◆ **INSTRUCTION**
Select the lines that hold the word "title" and copy each one.

◆ **DATA RECORDS**
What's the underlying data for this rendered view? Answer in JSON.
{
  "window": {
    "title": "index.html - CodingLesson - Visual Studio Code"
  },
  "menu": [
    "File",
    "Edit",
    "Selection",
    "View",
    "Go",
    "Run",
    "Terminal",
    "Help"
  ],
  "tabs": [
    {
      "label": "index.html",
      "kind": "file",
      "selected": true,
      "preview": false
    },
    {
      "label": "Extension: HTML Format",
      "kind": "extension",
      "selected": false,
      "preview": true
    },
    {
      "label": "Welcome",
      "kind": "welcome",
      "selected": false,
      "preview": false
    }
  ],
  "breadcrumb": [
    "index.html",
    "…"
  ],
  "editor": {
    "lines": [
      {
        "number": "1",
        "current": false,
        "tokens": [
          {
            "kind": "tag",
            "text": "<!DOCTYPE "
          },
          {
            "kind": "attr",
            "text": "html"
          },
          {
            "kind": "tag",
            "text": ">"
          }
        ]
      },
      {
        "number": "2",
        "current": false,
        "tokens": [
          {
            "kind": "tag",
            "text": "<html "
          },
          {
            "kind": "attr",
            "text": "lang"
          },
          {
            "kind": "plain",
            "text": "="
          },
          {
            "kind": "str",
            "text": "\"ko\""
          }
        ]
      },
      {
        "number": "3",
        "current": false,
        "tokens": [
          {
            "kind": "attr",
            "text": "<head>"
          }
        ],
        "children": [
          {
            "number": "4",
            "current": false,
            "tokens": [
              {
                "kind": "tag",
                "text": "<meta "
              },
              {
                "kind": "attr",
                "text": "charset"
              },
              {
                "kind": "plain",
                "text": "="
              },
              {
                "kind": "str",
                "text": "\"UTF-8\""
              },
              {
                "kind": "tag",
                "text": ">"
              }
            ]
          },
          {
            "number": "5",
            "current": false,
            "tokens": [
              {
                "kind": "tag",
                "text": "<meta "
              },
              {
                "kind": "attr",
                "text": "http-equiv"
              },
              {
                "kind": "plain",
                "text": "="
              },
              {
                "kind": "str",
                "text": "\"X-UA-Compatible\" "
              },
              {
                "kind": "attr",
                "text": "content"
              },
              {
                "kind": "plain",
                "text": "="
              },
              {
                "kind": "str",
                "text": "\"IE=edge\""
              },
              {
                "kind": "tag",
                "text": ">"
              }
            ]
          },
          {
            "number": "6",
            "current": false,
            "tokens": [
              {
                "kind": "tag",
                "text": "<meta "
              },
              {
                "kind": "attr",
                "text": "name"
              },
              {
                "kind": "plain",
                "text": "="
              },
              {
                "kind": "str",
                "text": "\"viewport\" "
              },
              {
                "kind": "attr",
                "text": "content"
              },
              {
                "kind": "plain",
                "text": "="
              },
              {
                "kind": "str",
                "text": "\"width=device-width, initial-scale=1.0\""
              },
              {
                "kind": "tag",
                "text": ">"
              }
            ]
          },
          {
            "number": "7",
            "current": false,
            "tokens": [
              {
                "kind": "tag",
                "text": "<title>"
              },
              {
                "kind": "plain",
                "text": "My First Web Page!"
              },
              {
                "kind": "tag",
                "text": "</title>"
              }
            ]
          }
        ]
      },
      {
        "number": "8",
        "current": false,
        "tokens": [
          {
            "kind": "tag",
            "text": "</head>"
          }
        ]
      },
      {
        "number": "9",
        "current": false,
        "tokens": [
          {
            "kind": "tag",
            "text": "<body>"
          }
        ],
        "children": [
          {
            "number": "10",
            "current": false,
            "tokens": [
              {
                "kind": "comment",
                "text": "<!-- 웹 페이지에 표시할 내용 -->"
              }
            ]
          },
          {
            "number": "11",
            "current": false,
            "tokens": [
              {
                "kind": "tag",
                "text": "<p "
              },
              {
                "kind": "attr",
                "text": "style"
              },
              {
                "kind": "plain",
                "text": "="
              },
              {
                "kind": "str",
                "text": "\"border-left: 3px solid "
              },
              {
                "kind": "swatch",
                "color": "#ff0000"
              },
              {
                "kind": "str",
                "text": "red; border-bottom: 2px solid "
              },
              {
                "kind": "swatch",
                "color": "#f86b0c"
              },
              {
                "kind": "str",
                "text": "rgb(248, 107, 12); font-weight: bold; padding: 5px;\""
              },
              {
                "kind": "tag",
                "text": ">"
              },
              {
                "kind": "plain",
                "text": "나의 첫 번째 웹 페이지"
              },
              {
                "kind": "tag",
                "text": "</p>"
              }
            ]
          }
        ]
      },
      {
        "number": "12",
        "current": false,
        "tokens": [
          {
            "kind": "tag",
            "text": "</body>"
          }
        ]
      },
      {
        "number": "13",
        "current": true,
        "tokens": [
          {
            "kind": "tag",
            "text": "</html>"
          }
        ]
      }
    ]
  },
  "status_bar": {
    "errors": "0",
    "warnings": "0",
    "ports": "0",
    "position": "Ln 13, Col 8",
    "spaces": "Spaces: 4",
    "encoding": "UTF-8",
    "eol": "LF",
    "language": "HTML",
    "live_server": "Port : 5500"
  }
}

◆ **EXPECTED ANSWER**
    "title": "index.html - CodingLesson - Visual Studio Code"
                "text": "<title>"
                "text": "</title>"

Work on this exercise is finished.